[Recorded data]
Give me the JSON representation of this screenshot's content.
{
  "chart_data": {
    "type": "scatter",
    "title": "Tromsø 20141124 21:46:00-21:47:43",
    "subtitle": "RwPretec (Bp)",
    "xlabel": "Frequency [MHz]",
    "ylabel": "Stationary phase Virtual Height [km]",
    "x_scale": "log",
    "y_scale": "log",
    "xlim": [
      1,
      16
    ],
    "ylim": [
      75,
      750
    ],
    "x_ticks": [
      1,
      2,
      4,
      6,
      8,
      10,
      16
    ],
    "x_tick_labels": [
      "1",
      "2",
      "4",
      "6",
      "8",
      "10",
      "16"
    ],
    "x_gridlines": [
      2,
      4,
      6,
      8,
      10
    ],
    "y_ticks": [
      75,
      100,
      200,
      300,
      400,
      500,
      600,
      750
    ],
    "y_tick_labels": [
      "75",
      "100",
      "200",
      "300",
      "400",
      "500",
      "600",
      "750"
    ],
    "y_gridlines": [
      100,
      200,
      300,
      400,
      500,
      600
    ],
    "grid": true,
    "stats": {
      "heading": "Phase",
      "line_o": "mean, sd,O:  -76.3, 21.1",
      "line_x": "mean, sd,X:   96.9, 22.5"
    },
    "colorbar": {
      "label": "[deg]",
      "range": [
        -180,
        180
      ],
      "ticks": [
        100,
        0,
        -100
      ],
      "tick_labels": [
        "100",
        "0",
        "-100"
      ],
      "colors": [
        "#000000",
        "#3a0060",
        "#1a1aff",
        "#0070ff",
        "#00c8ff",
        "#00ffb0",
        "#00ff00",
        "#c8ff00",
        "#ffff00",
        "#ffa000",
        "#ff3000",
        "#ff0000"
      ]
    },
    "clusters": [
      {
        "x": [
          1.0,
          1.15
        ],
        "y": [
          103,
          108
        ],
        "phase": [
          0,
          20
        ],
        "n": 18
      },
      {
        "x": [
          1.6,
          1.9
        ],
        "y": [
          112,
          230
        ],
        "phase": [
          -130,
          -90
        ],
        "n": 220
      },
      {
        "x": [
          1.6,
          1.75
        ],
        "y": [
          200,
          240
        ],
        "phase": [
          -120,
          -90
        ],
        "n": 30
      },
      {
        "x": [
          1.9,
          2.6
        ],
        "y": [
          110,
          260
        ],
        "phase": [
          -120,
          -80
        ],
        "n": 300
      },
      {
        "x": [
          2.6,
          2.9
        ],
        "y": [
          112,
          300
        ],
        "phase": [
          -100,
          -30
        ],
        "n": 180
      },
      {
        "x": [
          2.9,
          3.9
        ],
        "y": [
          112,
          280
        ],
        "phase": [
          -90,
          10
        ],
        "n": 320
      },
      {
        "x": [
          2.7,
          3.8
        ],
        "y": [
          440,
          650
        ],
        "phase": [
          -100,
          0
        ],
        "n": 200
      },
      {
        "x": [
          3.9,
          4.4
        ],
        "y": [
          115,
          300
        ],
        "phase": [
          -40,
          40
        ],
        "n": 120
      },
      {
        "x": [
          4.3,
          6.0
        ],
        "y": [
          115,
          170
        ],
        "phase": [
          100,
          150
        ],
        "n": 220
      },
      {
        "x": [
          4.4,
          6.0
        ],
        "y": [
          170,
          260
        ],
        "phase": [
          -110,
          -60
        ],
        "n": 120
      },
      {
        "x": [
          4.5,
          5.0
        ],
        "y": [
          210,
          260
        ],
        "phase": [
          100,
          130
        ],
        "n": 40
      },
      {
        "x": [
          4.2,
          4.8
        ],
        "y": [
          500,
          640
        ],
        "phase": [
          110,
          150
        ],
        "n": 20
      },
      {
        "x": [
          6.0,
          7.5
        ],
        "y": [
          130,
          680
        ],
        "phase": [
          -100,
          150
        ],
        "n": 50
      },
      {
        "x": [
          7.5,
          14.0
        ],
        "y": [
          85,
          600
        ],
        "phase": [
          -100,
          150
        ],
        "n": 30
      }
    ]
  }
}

● What is expected:
Print the records once more, exactly as they were given.

● Solution to this task:
Give me the JSON representation of this screenshot's content.
{
  "chart_data": {
    "type": "scatter",
    "title": "Tromsø 20141124 21:46:00-21:47:43",
    "subtitle": "RwPretec (Bp)",
    "xlabel": "Frequency [MHz]",
    "ylabel": "Stationary phase Virtual Height [km]",
    "x_scale": "log",
    "y_scale": "log",
    "xlim": [
      1,
      16
    ],
    "ylim": [
      75,
      750
    ],
    "x_ticks": [
      1,
      2,
      4,
      6,
      8,
      10,
      16
    ],
    "x_tick_labels": [
      "1",
      "2",
      "4",
      "6",
      "8",
      "10",
      "16"
    ],
    "x_gridlines": [
      2,
      4,
      6,
      8,
      10
    ],
    "y_ticks": [
      75,
      100,
      200,
      300,
      400,
      500,
      600,
      750
    ],
    "y_tick_labels": [
      "75",
      "100",
      "200",
      "300",
      "400",
      "500",
      "600",
      "750"
    ],
    "y_gridlines": [
      100,
      200,
      300,
      400,
      500,
      600
    ],
    "grid": true,
    "stats": {
      "heading": "Phase",
      "line_o": "mean, sd,O:  -76.3, 21.1",
      "line_x": "mean, sd,X:   96.9, 22.5"
    },
    "colorbar": {
      "label": "[deg]",
      "range": [
        -180,
        180
      ],
      "ticks": [
        100,
        0,
        -100
      ],
      "tick_labels": [
        "100",
        "0",
        "-100"
      ],
      "colors": [
        "#000000",
        "#3a0060",
        "#1a1aff",
        "#0070ff",
        "#00c8ff",
        "#00ffb0",
        "#00ff00",
        "#c8ff00",
        "#ffff00",
        "#ffa000",
        "#ff3000",
        "#ff0000"
      ]
    },
    "clusters": [
      {
        "x": [
          1.0,
          1.15
        ],
        "y": [
          103,
          108
        ],
        "phase": [
          0,
          20
        ],
        "n": 18
      },
      {
        "x": [
          1.6,
          1.9
        ],
        "y": [
          112,
          230
        ],
        "phase": [
          -130,
          -90
        ],
        "n": 220
      },
      {
        "x": [
          1.6,
          1.75
        ],
        "y": [
          200,
          240
        ],
        "phase": [
          -120,
          -90
        ],
        "n": 30
      },
      {
        "x": [
          1.9,
          2.6
        ],
        "y": [
          110,
          260
        ],
        "phase": [
          -120,
          -80
        ],
        "n": 300
      },
      {
        "x": [
          2.6,
          2.9
        ],
        "y": [
          112,
          300
        ],
        "phase": [
          -100,
          -30
        ],
        "n": 180
      },
      {
        "x": [
          2.9,
          3.9
        ],
        "y": [
          112,
          280
        ],
        "phase": [
          -90,
          10
        ],
        "n": 320
      },
      {
        "x": [
          2.7,
          3.8
        ],
        "y": [
          440,
          650
        ],
        "phase": [
          -100,
          0
        ],
        "n": 200
      },
      {
        "x": [
          3.9,
          4.4
        ],
        "y": [
          115,
          300
        ],
        "phase": [
          -40,
          40
        ],
        "n": 120
      },
      {
        "x": [
          4.3,
          6.0
        ],
        "y": [
          115,
          170
        ],
        "phase": [
          100,
          150
        ],
        "n": 220
      },
      {
        "x": [
          4.4,
          6.0
        ],
        "y": [
          170,
          260
        ],
        "phase": [
          -110,
          -60
        ],
        "n": 120
      },
      {
        "x": [
          4.5,
          5.0
        ],
        "y": [
          210,
          260
        ],
        "phase": [
          100,
          130
        ],
        "n": 40
      },
      {
        "x": [
          4.2,
          4.8
        ],
        "y": [
          500,
          640
        ],
        "phase": [
          110,
          150
        ],
        "n": 20
      },
      {
        "x": [
          6.0,
          7.5
        ],
        "y": [
          130,
          680
        ],
        "phase": [
          -100,
          150
        ],
        "n": 50
      },
      {
        "x": [
          7.5,
          14.0
        ],
        "y": [
          85,
          600
        ],
        "phase": [
          -100,
          150
        ],
        "n": 30
      }
    ]
  }
}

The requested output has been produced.